---------- Records shown
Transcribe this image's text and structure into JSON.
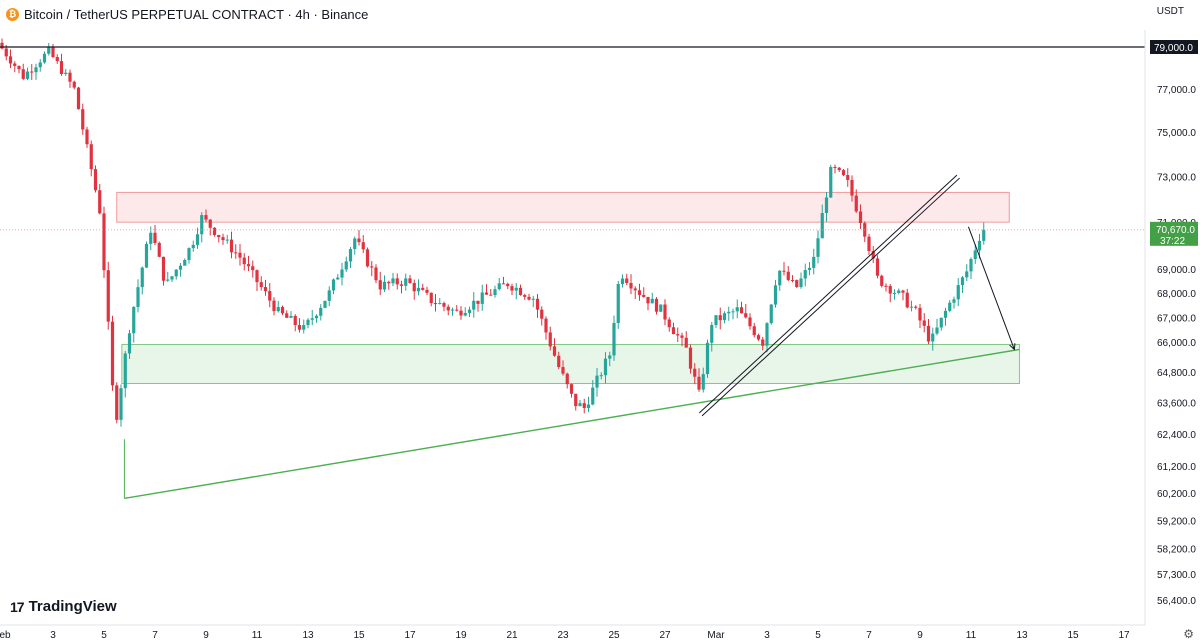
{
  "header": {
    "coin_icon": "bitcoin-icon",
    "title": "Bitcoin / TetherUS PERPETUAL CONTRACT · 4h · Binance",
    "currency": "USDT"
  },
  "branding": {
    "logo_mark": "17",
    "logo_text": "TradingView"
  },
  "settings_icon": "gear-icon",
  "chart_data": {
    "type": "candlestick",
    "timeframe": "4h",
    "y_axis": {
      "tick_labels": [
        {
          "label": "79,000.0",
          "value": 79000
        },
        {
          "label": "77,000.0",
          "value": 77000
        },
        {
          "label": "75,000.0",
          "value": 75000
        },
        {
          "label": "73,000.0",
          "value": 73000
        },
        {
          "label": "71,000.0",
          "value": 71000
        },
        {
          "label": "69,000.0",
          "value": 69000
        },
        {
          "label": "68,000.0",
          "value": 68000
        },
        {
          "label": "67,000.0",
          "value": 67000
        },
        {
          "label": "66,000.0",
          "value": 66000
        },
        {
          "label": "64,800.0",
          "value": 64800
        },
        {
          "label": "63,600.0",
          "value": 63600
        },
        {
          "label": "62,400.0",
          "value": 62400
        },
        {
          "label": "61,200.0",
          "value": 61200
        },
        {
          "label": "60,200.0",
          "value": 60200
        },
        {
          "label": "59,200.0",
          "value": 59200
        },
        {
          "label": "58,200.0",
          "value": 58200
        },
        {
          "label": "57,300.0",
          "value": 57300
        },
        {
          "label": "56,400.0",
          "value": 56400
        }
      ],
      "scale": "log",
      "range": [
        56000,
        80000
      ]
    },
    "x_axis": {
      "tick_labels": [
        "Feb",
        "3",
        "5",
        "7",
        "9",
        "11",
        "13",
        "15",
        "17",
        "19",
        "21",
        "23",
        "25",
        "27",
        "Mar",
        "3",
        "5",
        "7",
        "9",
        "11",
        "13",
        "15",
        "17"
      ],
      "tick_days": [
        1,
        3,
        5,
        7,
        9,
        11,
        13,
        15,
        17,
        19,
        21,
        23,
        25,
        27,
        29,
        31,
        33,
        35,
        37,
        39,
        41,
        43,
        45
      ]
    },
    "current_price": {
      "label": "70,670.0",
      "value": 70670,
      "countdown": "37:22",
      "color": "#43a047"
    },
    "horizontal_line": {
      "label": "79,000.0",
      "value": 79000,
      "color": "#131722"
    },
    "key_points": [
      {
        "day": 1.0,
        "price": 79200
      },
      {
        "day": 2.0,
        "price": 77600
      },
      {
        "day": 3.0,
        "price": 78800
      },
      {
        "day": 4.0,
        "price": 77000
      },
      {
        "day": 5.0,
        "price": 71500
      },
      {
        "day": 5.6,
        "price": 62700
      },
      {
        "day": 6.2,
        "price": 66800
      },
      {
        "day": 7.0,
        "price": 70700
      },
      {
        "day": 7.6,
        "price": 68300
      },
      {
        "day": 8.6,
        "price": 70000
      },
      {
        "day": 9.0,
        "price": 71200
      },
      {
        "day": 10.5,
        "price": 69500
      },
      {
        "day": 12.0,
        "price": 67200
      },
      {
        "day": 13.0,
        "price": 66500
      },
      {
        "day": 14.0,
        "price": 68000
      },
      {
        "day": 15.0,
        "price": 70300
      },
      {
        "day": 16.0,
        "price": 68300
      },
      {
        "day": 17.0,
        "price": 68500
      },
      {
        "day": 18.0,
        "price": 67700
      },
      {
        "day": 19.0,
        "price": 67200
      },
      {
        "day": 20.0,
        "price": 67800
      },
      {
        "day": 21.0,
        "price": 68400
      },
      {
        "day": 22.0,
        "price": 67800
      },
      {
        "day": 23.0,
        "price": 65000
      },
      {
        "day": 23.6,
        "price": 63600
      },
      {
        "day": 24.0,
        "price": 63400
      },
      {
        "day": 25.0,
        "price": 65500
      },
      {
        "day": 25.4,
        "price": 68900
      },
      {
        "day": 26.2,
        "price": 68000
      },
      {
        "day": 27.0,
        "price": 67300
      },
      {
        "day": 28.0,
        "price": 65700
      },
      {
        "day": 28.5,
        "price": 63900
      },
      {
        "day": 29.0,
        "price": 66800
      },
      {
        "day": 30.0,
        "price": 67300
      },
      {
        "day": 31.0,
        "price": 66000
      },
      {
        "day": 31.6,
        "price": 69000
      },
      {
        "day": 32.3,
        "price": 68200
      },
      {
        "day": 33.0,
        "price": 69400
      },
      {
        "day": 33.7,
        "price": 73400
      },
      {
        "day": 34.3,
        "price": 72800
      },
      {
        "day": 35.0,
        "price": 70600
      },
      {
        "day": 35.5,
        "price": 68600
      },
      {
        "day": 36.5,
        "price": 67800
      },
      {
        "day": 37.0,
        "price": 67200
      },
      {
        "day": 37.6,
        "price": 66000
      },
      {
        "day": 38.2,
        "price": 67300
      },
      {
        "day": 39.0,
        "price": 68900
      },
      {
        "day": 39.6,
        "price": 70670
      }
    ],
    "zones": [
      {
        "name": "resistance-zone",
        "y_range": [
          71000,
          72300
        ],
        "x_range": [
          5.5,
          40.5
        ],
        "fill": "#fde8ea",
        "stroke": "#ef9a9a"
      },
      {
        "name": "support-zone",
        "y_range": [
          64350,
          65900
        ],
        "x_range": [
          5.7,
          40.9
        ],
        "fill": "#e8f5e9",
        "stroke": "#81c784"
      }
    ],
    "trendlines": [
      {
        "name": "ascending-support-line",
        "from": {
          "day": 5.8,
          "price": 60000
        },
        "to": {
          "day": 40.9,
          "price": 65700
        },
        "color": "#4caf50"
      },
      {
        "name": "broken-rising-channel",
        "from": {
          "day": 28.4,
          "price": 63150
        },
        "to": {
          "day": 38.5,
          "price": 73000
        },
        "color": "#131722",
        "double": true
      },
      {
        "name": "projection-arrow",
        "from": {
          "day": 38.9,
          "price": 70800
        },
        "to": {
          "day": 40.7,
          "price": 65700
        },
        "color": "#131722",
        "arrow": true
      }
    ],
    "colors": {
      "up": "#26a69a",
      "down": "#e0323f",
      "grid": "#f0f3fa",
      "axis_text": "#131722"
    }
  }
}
--------------------
---------- Records shown
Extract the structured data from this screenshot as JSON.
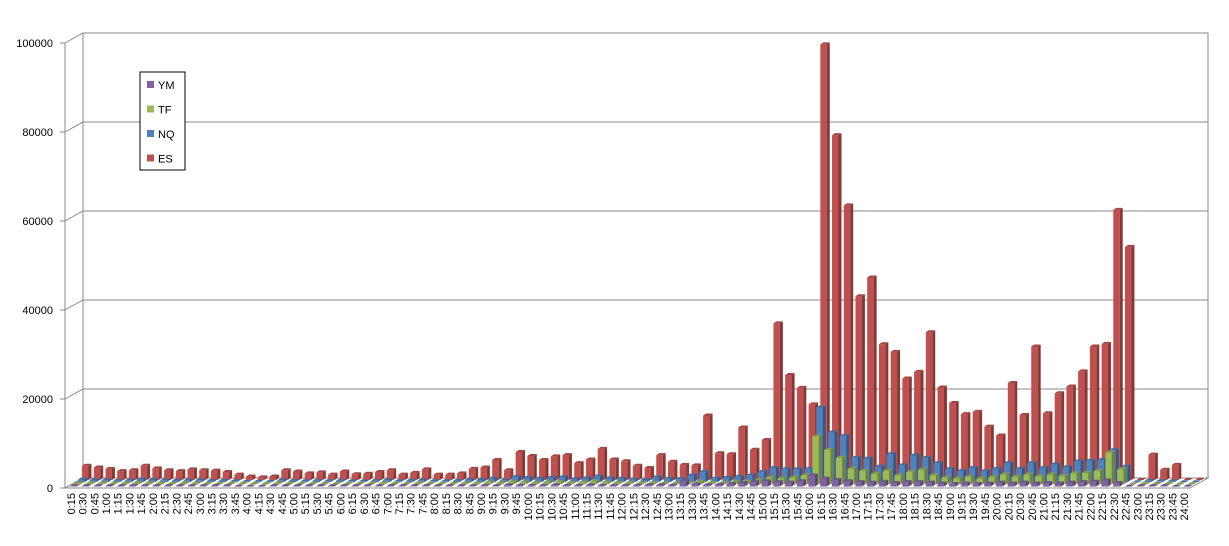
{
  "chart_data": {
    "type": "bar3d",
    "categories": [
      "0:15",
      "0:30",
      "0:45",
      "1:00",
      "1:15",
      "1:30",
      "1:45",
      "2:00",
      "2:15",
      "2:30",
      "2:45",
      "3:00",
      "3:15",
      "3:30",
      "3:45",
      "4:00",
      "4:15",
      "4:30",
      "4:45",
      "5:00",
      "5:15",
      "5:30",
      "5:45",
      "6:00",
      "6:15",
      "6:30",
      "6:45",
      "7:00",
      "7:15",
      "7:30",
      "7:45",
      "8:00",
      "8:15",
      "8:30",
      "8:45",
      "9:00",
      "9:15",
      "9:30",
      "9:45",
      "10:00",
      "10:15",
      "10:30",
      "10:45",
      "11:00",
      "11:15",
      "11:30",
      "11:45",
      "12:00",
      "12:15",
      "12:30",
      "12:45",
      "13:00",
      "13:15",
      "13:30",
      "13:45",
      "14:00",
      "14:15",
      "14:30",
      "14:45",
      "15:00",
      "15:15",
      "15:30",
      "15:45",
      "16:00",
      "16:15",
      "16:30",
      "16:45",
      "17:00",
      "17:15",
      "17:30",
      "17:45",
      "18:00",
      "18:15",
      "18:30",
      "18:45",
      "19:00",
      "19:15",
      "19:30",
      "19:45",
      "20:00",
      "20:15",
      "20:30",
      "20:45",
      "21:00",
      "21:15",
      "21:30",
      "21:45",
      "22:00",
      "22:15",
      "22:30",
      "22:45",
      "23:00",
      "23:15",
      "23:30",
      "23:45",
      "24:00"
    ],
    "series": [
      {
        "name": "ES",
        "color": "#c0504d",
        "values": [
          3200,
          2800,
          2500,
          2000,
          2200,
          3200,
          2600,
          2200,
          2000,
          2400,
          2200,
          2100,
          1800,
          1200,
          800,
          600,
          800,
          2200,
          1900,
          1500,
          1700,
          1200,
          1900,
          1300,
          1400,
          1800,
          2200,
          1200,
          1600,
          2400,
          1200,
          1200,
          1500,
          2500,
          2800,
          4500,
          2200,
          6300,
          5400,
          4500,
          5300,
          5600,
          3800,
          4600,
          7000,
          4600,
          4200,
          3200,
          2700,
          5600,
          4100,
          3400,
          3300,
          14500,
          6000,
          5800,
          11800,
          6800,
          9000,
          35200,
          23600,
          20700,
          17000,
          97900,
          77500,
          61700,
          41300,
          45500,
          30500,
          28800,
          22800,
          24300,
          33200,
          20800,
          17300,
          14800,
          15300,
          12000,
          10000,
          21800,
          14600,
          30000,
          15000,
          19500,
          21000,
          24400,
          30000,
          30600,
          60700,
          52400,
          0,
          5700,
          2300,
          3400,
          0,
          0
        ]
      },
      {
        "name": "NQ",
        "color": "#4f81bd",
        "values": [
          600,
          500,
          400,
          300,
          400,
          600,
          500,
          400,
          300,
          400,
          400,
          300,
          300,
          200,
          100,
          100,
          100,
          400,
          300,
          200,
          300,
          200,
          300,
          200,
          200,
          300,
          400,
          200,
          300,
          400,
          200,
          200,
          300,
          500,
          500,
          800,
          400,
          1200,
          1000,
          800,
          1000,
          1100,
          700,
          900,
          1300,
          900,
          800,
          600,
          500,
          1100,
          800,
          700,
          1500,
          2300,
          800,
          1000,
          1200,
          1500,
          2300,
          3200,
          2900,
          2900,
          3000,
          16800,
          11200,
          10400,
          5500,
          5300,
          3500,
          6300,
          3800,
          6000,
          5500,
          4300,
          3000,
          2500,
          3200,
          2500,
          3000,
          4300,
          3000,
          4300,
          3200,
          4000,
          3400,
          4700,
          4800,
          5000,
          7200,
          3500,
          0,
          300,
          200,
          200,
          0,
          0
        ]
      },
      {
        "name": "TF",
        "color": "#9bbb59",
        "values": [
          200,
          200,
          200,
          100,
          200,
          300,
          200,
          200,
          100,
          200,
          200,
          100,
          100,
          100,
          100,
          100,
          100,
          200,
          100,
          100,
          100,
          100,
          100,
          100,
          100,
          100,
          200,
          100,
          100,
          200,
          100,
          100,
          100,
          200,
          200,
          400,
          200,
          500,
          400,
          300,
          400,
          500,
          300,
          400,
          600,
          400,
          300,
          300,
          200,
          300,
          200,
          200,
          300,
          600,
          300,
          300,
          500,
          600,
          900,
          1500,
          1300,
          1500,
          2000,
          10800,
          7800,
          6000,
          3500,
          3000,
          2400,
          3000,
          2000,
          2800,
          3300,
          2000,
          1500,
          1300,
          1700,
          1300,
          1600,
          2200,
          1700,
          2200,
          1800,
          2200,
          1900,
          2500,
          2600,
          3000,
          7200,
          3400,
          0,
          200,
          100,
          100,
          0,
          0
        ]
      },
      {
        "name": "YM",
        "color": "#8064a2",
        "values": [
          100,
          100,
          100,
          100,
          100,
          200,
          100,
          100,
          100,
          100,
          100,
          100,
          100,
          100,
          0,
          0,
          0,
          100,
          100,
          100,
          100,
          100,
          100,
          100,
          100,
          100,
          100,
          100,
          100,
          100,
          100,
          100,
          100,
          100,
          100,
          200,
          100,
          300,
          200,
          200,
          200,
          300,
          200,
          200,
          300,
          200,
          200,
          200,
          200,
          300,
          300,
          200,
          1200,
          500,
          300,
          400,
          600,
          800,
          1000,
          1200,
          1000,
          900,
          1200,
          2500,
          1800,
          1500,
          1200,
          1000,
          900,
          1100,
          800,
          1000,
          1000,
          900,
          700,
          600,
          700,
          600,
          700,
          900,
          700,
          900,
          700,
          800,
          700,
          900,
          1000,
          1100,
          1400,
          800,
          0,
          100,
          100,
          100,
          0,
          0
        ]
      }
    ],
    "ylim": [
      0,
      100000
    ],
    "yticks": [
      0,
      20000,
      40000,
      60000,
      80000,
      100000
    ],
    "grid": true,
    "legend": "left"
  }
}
--------------------
_What the task requires_:
Say only how many lines in the records carry the word "JSON".

_Task solution_:
2